● 原文
-------

焼津市は30日、市のPR役「やいづ親善大使」に、「ローカル女子の遠吠(ぼ)え」(芳文社)などの著書がある同市在住の漫画家瀬戸口みづきさん(37)を委嘱した。「静岡県ネタ」を面白おかしく描き、人気を博している同作品のように、漫画を通じて焼津の魅力を発信する。
 市役所で開かれた委嘱式で、瀬戸口さんは焼津をテーマにした書き下ろしの4こま漫画を披露した。焼津市に引っ越してきた女子高校生ミナミちゃんを通じ、スーパーの鮮魚コーナーが広いことや多くの市民が「焼津魚河岸シャツ」を着ていることなど「焼津ネタ」をコミカルに伝えた。
 中野弘道市長から委嘱状を受けた瀬戸口さんは「漫画を通じてまちや人を好きになってもらうなど漫画にできることはたくさんある。焼津という魅力あるまちのPRに精いっぱい努めたい」と抱負を語った。
 瀬戸口さんは市内で幼少期を過ごし、広島県の大学卒業後の2005年に漫画家デビュー。14年に連載を始めた4こま漫画「ローカル女子の遠吠え」では、静岡市にUターン転職した30歳前の女性を主人公に、県民それぞれの静岡愛を描く。第6巻まで発行され、累計10万部のベストセラー。

-------

● 分析用データ
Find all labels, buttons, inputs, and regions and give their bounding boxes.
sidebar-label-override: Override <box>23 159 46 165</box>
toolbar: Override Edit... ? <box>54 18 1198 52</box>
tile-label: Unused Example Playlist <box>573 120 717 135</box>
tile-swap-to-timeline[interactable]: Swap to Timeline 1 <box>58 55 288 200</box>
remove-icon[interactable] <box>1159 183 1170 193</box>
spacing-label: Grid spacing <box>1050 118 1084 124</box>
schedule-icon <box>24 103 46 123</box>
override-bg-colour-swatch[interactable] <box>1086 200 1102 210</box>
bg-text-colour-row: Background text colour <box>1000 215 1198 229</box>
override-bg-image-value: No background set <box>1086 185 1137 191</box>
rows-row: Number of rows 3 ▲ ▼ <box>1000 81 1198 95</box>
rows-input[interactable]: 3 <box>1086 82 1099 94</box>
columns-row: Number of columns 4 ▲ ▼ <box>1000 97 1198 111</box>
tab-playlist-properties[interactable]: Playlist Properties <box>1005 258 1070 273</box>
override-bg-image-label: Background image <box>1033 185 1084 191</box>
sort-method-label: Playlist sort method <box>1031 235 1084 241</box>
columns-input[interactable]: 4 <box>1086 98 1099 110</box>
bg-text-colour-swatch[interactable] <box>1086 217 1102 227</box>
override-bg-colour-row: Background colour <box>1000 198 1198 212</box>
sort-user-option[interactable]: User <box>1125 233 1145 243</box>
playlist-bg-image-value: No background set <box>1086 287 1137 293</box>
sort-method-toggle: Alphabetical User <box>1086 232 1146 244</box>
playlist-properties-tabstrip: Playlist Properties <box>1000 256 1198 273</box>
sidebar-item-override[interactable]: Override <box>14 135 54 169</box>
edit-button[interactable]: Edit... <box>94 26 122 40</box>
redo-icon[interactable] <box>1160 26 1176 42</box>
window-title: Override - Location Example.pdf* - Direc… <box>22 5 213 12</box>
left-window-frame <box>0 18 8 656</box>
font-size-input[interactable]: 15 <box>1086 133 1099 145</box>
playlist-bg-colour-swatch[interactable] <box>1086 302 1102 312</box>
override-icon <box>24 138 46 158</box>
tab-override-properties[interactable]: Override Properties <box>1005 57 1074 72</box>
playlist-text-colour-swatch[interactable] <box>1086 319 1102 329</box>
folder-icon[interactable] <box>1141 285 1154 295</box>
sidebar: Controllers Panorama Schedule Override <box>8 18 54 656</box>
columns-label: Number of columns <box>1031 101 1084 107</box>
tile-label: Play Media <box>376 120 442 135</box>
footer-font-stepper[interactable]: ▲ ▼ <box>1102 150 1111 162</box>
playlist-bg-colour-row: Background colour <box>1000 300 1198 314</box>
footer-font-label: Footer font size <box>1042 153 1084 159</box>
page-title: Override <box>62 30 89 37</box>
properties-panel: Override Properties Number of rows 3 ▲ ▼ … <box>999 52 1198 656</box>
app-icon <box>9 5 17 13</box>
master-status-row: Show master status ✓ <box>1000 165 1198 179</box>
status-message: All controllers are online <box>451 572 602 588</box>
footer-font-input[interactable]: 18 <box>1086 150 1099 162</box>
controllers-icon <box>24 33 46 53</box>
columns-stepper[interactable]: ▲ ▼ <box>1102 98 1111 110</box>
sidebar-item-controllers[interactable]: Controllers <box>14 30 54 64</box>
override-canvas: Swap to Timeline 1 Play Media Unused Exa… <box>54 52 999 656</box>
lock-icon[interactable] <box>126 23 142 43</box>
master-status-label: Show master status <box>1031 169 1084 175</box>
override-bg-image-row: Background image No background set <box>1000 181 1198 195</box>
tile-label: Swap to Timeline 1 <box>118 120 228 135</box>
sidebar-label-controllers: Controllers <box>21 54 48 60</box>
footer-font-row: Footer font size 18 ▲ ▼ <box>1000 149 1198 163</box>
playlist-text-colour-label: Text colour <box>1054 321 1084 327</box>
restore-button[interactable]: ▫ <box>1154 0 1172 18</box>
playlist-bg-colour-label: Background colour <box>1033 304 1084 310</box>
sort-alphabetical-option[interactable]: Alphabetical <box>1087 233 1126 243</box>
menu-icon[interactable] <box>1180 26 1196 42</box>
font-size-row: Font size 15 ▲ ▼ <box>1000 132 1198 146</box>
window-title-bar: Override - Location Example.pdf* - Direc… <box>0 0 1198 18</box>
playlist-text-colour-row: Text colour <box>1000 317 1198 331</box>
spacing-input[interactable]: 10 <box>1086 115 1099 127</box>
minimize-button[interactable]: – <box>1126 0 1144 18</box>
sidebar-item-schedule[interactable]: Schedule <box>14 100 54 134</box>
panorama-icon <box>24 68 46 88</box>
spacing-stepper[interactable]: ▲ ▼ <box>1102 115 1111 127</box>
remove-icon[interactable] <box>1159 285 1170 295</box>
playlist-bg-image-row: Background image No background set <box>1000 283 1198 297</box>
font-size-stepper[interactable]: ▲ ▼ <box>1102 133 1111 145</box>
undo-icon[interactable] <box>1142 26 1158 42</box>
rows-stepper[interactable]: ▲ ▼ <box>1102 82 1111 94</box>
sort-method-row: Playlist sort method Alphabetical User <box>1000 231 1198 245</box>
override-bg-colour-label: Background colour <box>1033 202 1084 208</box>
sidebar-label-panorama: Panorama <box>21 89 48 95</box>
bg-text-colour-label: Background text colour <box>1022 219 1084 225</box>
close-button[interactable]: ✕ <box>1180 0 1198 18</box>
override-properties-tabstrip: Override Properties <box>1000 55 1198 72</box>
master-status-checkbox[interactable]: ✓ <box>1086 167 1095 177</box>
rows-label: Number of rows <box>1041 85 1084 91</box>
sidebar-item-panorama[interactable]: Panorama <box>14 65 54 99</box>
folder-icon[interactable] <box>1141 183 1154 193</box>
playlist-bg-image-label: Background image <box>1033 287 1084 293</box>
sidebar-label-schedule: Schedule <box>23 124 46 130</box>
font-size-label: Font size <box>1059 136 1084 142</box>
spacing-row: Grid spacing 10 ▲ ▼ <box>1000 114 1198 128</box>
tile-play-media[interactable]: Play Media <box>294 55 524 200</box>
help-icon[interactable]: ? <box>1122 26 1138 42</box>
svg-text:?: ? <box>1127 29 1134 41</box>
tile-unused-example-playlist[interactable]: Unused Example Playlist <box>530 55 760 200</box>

-------

● 課題 1
原文の内容を2文で要約する。
● 課題 2
原文の「市役所で開かれた委嘱式で、瀬」から「累計10万部のベストセラー。」までを、「累計10万部のベストセラー。」も含めてそのまま書き写す。

● 解答 1
焼津市は、「ローカル女子の遠吠え」などの著書がある同市在住の漫画家瀬戸口みづきさんを「やいづ親善大使」に委嘱し、漫画を通じて焼津の魅力を発信する。委嘱式で瀬戸口さんは焼津をテーマにした書き下ろしの4こま漫画を披露し、焼津という魅力あるまちのPRに精いっぱい努めたいと抱負を語った。

● 解答 2
市役所で開かれた委嘱式で、瀬戸口さんは焼津をテーマにした書き下ろしの4こま漫画を披露した。焼津市に引っ越してきた女子高校生ミナミちゃんを通じ、スーパーの鮮魚コーナーが広いことや多くの市民が「焼津魚河岸シャツ」を着ていることなど「焼津ネタ」をコミカルに伝えた。
 中野弘道市長から委嘱状を受けた瀬戸口さんは「漫画を通じてまちや人を好きになってもらうなど漫画にできることはたくさんある。焼津という魅力あるまちのPRに精いっぱい努めたい」と抱負を語った。
 瀬戸口さんは市内で幼少期を過ごし、広島県の大学卒業後の2005年に漫画家デビュー。14年に連載を始めた4こま漫画「ローカル女子の遠吠え」では、静岡市にUターン転職した30歳前の女性を主人公に、県民それぞれの静岡愛を描く。第6巻まで発行され、累計10万部のベストセラー。